• _Work to complete_:
Copy the records that follow exactly as written, but not their pictures.

(Saved entries)
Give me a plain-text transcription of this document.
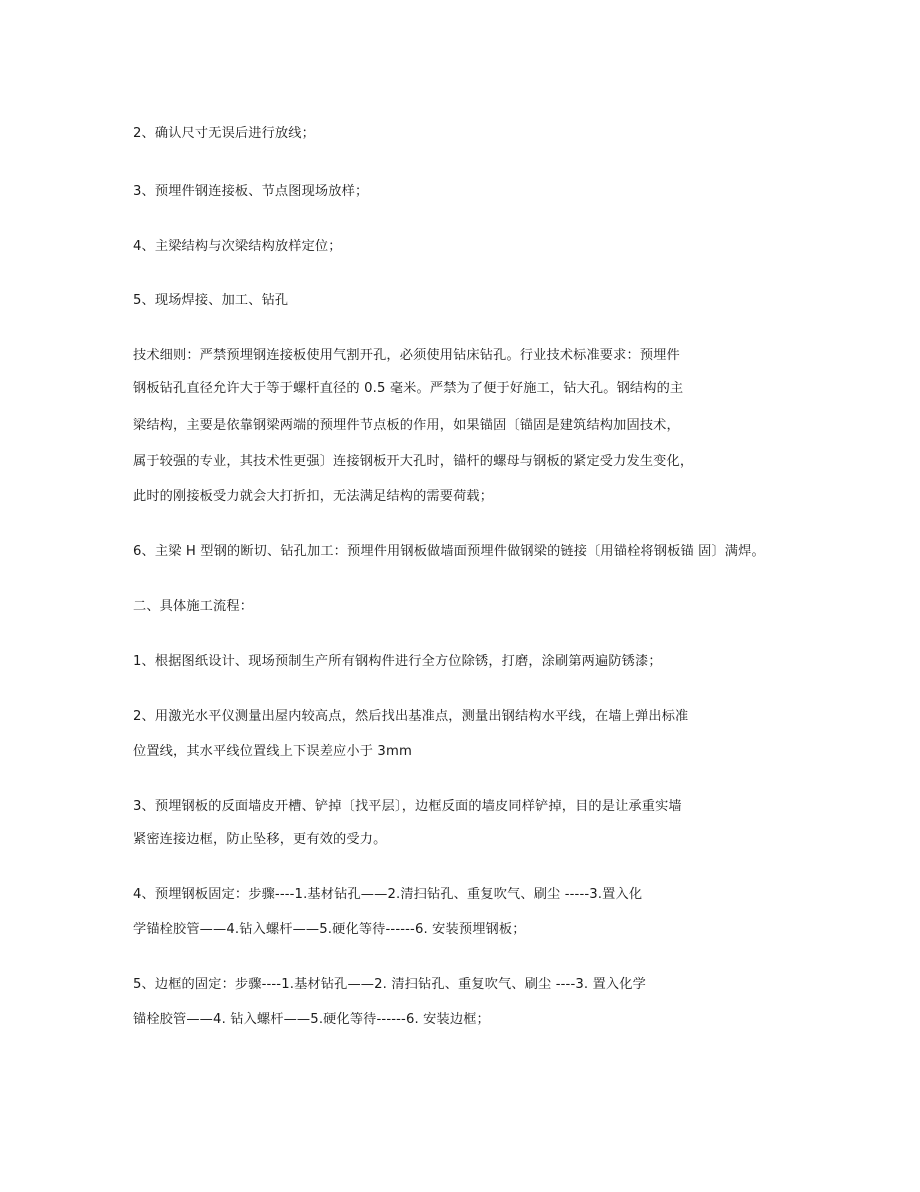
2、确认尺寸无误后进行放线；
3、预埋件钢连接板、节点图现场放样；
4、主梁结构与次梁结构放样定位；
5、现场焊接、加工、钻孔
技术细则：严禁预埋钢连接板使用气割开孔，必须使用钻床钻孔。行业技术标准要求：预埋件
钢板钻孔直径允许大于等于螺杆直径的 0.5 毫米。严禁为了便于好施工，钻大孔。钢结构的主
梁结构，主要是依靠钢梁两端的预埋件节点板的作用，如果锚固〔锚固是建筑结构加固技术，
属于较强的专业，其技术性更强〕连接钢板开大孔时，锚杆的螺母与钢板的紧定受力发生变化，
此时的刚接板受力就会大打折扣，无法满足结构的需要荷载；
6、主梁 H 型钢的断切、钻孔加工：预埋件用钢板做墙面预埋件做钢梁的链接〔用锚栓将钢板锚 固〕满焊。
二、具体施工流程：
1、根据图纸设计、现场预制生产所有钢构件进行全方位除锈，打磨，涂刷第两遍防锈漆；
2、用激光水平仪测量出屋内较高点，然后找出基准点，测量出钢结构水平线，在墙上弹出标准
位置线，其水平线位置线上下误差应小于 3mm
3、预埋钢板的反面墙皮开槽、铲掉〔找平层〕，边框反面的墙皮同样铲掉，目的是让承重实墙
紧密连接边框，防止坠移，更有效的受力。
4、预埋钢板固定：步骤----1.基材钻孔——2.清扫钻孔、重复吹气、刷尘 -----3.置入化
学锚栓胶管——4.钻入螺杆——5.硬化等待------6. 安装预埋钢板；
5、边框的固定：步骤----1.基材钻孔——2. 清扫钻孔、重复吹气、刷尘 ----3. 置入化学
锚栓胶管——4. 钻入螺杆——5.硬化等待------6. 安装边框；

• _Right answer_:
Give me a plain-text transcription of this document.
2、确认尺寸无误后进行放线；
3、预埋件钢连接板、节点图现场放样；
4、主梁结构与次梁结构放样定位；
5、现场焊接、加工、钻孔
技术细则：严禁预埋钢连接板使用气割开孔，必须使用钻床钻孔。行业技术标准要求：预埋件
钢板钻孔直径允许大于等于螺杆直径的 0.5 毫米。严禁为了便于好施工，钻大孔。钢结构的主
梁结构，主要是依靠钢梁两端的预埋件节点板的作用，如果锚固〔锚固是建筑结构加固技术，
属于较强的专业，其技术性更强〕连接钢板开大孔时，锚杆的螺母与钢板的紧定受力发生变化，
此时的刚接板受力就会大打折扣，无法满足结构的需要荷载；
6、主梁 H 型钢的断切、钻孔加工：预埋件用钢板做墙面预埋件做钢梁的链接〔用锚栓将钢板锚 固〕满焊。
二、具体施工流程：
1、根据图纸设计、现场预制生产所有钢构件进行全方位除锈，打磨，涂刷第两遍防锈漆；
2、用激光水平仪测量出屋内较高点，然后找出基准点，测量出钢结构水平线，在墙上弹出标准
位置线，其水平线位置线上下误差应小于 3mm
3、预埋钢板的反面墙皮开槽、铲掉〔找平层〕，边框反面的墙皮同样铲掉，目的是让承重实墙
紧密连接边框，防止坠移，更有效的受力。
4、预埋钢板固定：步骤----1.基材钻孔——2.清扫钻孔、重复吹气、刷尘 -----3.置入化
学锚栓胶管——4.钻入螺杆——5.硬化等待------6. 安装预埋钢板；
5、边框的固定：步骤----1.基材钻孔——2. 清扫钻孔、重复吹气、刷尘 ----3. 置入化学
锚栓胶管——4. 钻入螺杆——5.硬化等待------6. 安装边框；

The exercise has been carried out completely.